## Begin
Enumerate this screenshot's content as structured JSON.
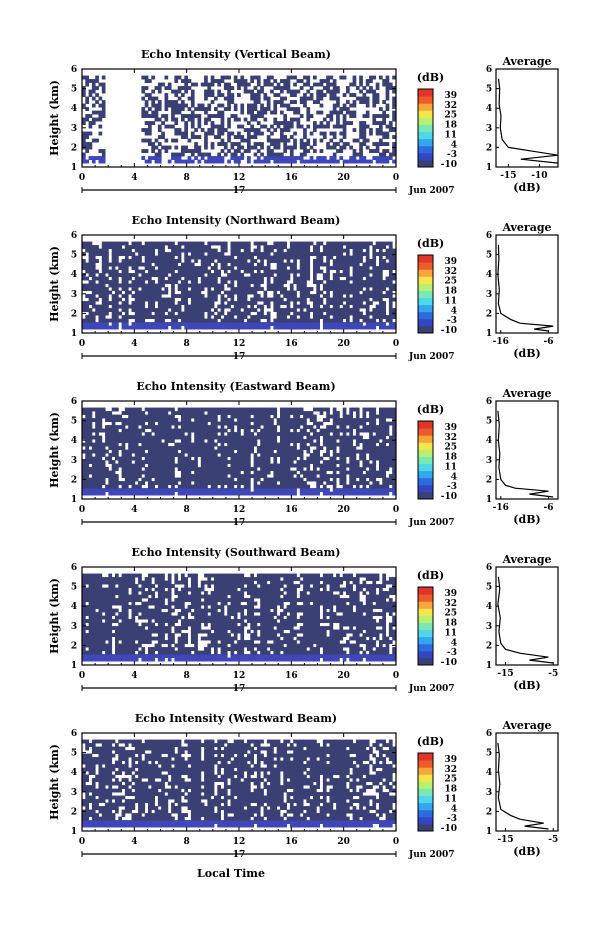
{
  "colors": {
    "background_echo": "#3a3f74",
    "low_echo": "#3e46b8",
    "colorbar": [
      "#3a3f74",
      "#3345c0",
      "#2f6be0",
      "#34a6f0",
      "#4fd6e8",
      "#7ae8b5",
      "#b8f070",
      "#f6e64e",
      "#f7a63b",
      "#ee5a2a",
      "#e0352a"
    ]
  },
  "shared": {
    "xticks": [
      "0",
      "4",
      "8",
      "12",
      "16",
      "20",
      "0"
    ],
    "yticks": [
      "1",
      "2",
      "3",
      "4",
      "5",
      "6"
    ],
    "ylabel": "Height (km)",
    "day_label": "17",
    "date_label": "Jun 2007",
    "x_axis_title": "Local Time",
    "colorbar_unit": "(dB)",
    "colorbar_ticks": [
      "39",
      "32",
      "25",
      "18",
      "11",
      "4",
      "-3",
      "-10"
    ],
    "average_title": "Average",
    "average_xlabel": "(dB)"
  },
  "chart_data": [
    {
      "type": "heatmap",
      "title": "Echo Intensity (Vertical Beam)",
      "xlabel": "Local Time",
      "ylabel": "Height (km)",
      "xlim": [
        0,
        24
      ],
      "ylim": [
        1,
        6
      ],
      "zlim": [
        -10,
        39
      ],
      "coverage": {
        "top_km": 5.5,
        "density": 0.45,
        "blank_hours": [
          [
            1.8,
            4.5
          ]
        ]
      },
      "average_profile": {
        "xticks": [
          "-15",
          "-10"
        ],
        "xlim": [
          -17,
          -7
        ],
        "height_km": [
          1.2,
          1.4,
          1.6,
          1.8,
          2.0,
          2.4,
          3.0,
          3.6,
          4.2,
          5.0,
          5.5
        ],
        "value_db": [
          -7,
          -13,
          -7,
          -11,
          -15,
          -16,
          -16.3,
          -16.2,
          -16.5,
          -16.4,
          -16.6
        ]
      }
    },
    {
      "type": "heatmap",
      "title": "Echo Intensity (Northward Beam)",
      "xlabel": "Local Time",
      "ylabel": "Height (km)",
      "xlim": [
        0,
        24
      ],
      "ylim": [
        1,
        6
      ],
      "zlim": [
        -10,
        39
      ],
      "coverage": {
        "top_km": 5.5,
        "density": 0.78,
        "blank_hours": []
      },
      "average_profile": {
        "xticks": [
          "-16",
          "-6"
        ],
        "xlim": [
          -17,
          -4
        ],
        "height_km": [
          1.1,
          1.2,
          1.35,
          1.5,
          1.7,
          2.0,
          2.5,
          3.2,
          4.0,
          4.8,
          5.5
        ],
        "value_db": [
          -6,
          -9,
          -5,
          -12,
          -14,
          -16,
          -16.5,
          -16.3,
          -16.6,
          -16.4,
          -16.5
        ]
      }
    },
    {
      "type": "heatmap",
      "title": "Echo Intensity (Eastward Beam)",
      "xlabel": "Local Time",
      "ylabel": "Height (km)",
      "xlim": [
        0,
        24
      ],
      "ylim": [
        1,
        6
      ],
      "zlim": [
        -10,
        39
      ],
      "coverage": {
        "top_km": 5.5,
        "density": 0.86,
        "blank_hours": []
      },
      "average_profile": {
        "xticks": [
          "-16",
          "-6"
        ],
        "xlim": [
          -17,
          -4
        ],
        "height_km": [
          1.1,
          1.25,
          1.4,
          1.55,
          1.7,
          2.0,
          2.6,
          3.3,
          4.0,
          4.8,
          5.5
        ],
        "value_db": [
          -5,
          -10,
          -6,
          -13,
          -15,
          -16,
          -16.4,
          -16.2,
          -16.5,
          -16.3,
          -16.6
        ]
      }
    },
    {
      "type": "heatmap",
      "title": "Echo Intensity (Southward Beam)",
      "xlabel": "Local Time",
      "ylabel": "Height (km)",
      "xlim": [
        0,
        24
      ],
      "ylim": [
        1,
        6
      ],
      "zlim": [
        -10,
        39
      ],
      "coverage": {
        "top_km": 5.5,
        "density": 0.84,
        "blank_hours": []
      },
      "average_profile": {
        "xticks": [
          "-15",
          "-5"
        ],
        "xlim": [
          -17,
          -4
        ],
        "height_km": [
          1.1,
          1.25,
          1.4,
          1.6,
          1.8,
          2.1,
          2.7,
          3.4,
          4.1,
          4.9,
          5.5
        ],
        "value_db": [
          -5,
          -10,
          -6,
          -12,
          -15,
          -16,
          -16.4,
          -16.1,
          -16.6,
          -16.2,
          -16.5
        ]
      }
    },
    {
      "type": "heatmap",
      "title": "Echo Intensity (Westward Beam)",
      "xlabel": "Local Time",
      "ylabel": "Height (km)",
      "xlim": [
        0,
        24
      ],
      "ylim": [
        1,
        6
      ],
      "zlim": [
        -10,
        39
      ],
      "coverage": {
        "top_km": 5.5,
        "density": 0.8,
        "blank_hours": []
      },
      "average_profile": {
        "xticks": [
          "-15",
          "-5"
        ],
        "xlim": [
          -17,
          -4
        ],
        "height_km": [
          1.1,
          1.25,
          1.4,
          1.6,
          1.8,
          2.1,
          2.7,
          3.4,
          4.1,
          4.9,
          5.5
        ],
        "value_db": [
          -6,
          -11,
          -7,
          -12,
          -14,
          -16,
          -16.5,
          -16.2,
          -16.5,
          -16.3,
          -16.6
        ]
      }
    }
  ]
}
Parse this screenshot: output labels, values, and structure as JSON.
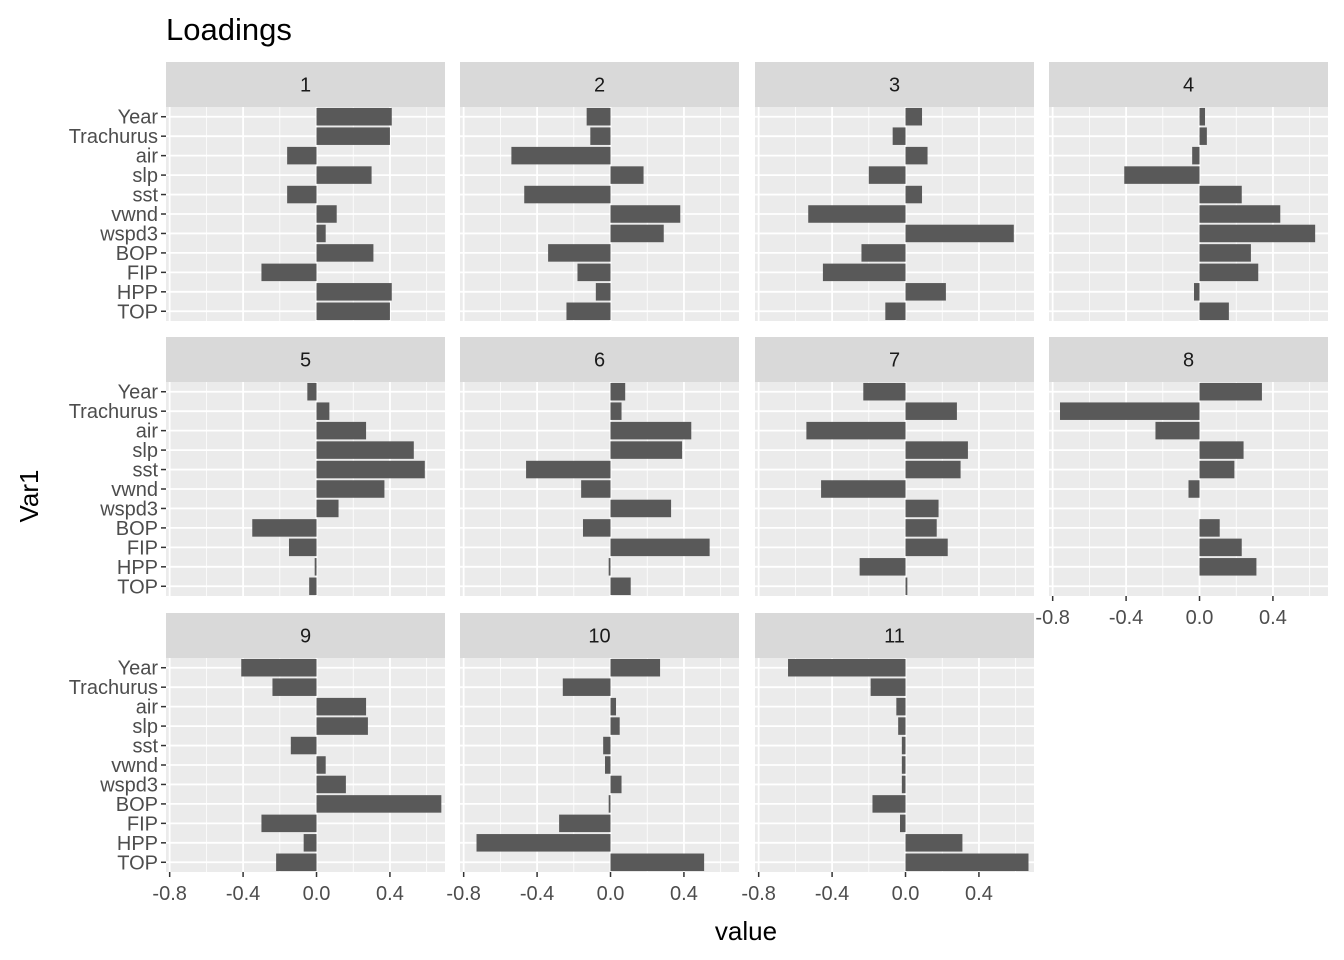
{
  "chart_data": {
    "type": "bar",
    "orientation": "horizontal",
    "facet_layout": "wrap, 4 columns",
    "title": "Loadings",
    "xlabel": "value",
    "ylabel": "Var1",
    "xlim": [
      -0.82,
      0.7
    ],
    "xticks": [
      "-0.8",
      "-0.4",
      "0.0",
      "0.4"
    ],
    "categories": [
      "TOP",
      "HPP",
      "FIP",
      "BOP",
      "wspd3",
      "vwnd",
      "sst",
      "slp",
      "air",
      "Trachurus",
      "Year"
    ],
    "colors": {
      "bar": "#595959",
      "panel_bg": "#ebebeb",
      "strip_bg": "#d9d9d9",
      "grid": "#ffffff"
    },
    "grid": true,
    "facets": [
      {
        "label": "1",
        "values": [
          0.4,
          0.41,
          -0.3,
          0.31,
          0.05,
          0.11,
          -0.16,
          0.3,
          -0.16,
          0.4,
          0.41
        ]
      },
      {
        "label": "2",
        "values": [
          -0.24,
          -0.08,
          -0.18,
          -0.34,
          0.29,
          0.38,
          -0.47,
          0.18,
          -0.54,
          -0.11,
          -0.13
        ]
      },
      {
        "label": "3",
        "values": [
          -0.11,
          0.22,
          -0.45,
          -0.24,
          0.59,
          -0.53,
          0.09,
          -0.2,
          0.12,
          -0.07,
          0.09
        ]
      },
      {
        "label": "4",
        "values": [
          0.16,
          -0.03,
          0.32,
          0.28,
          0.63,
          0.44,
          0.23,
          -0.41,
          -0.04,
          0.04,
          0.03
        ]
      },
      {
        "label": "5",
        "values": [
          -0.04,
          -0.01,
          -0.15,
          -0.35,
          0.12,
          0.37,
          0.59,
          0.53,
          0.27,
          0.07,
          -0.05
        ]
      },
      {
        "label": "6",
        "values": [
          0.11,
          -0.01,
          0.54,
          -0.15,
          0.33,
          -0.16,
          -0.46,
          0.39,
          0.44,
          0.06,
          0.08
        ]
      },
      {
        "label": "7",
        "values": [
          0.01,
          -0.25,
          0.23,
          0.17,
          0.18,
          -0.46,
          0.3,
          0.34,
          -0.54,
          0.28,
          -0.23
        ]
      },
      {
        "label": "8",
        "values": [
          0.0,
          0.31,
          0.23,
          0.11,
          0.0,
          -0.06,
          0.19,
          0.24,
          -0.24,
          -0.76,
          0.34
        ]
      },
      {
        "label": "9",
        "values": [
          -0.22,
          -0.07,
          -0.3,
          0.68,
          0.16,
          0.05,
          -0.14,
          0.28,
          0.27,
          -0.24,
          -0.41
        ]
      },
      {
        "label": "10",
        "values": [
          0.51,
          -0.73,
          -0.28,
          -0.01,
          0.06,
          -0.03,
          -0.04,
          0.05,
          0.03,
          -0.26,
          0.27
        ]
      },
      {
        "label": "11",
        "values": [
          0.67,
          0.31,
          -0.03,
          -0.18,
          -0.02,
          -0.02,
          -0.02,
          -0.04,
          -0.05,
          -0.19,
          -0.64
        ]
      }
    ]
  }
}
## End
Your objective.
List all lines from the entries that include the word "Intensity".

Right answer.
      "title": "Echo Intensity (Vertical Beam)",
      "title": "Echo Intensity (Northward Beam)",
      "title": "Echo Intensity (Eastward Beam)",
      "title": "Echo Intensity (Southward Beam)",
      "title": "Echo Intensity (Westward Beam)",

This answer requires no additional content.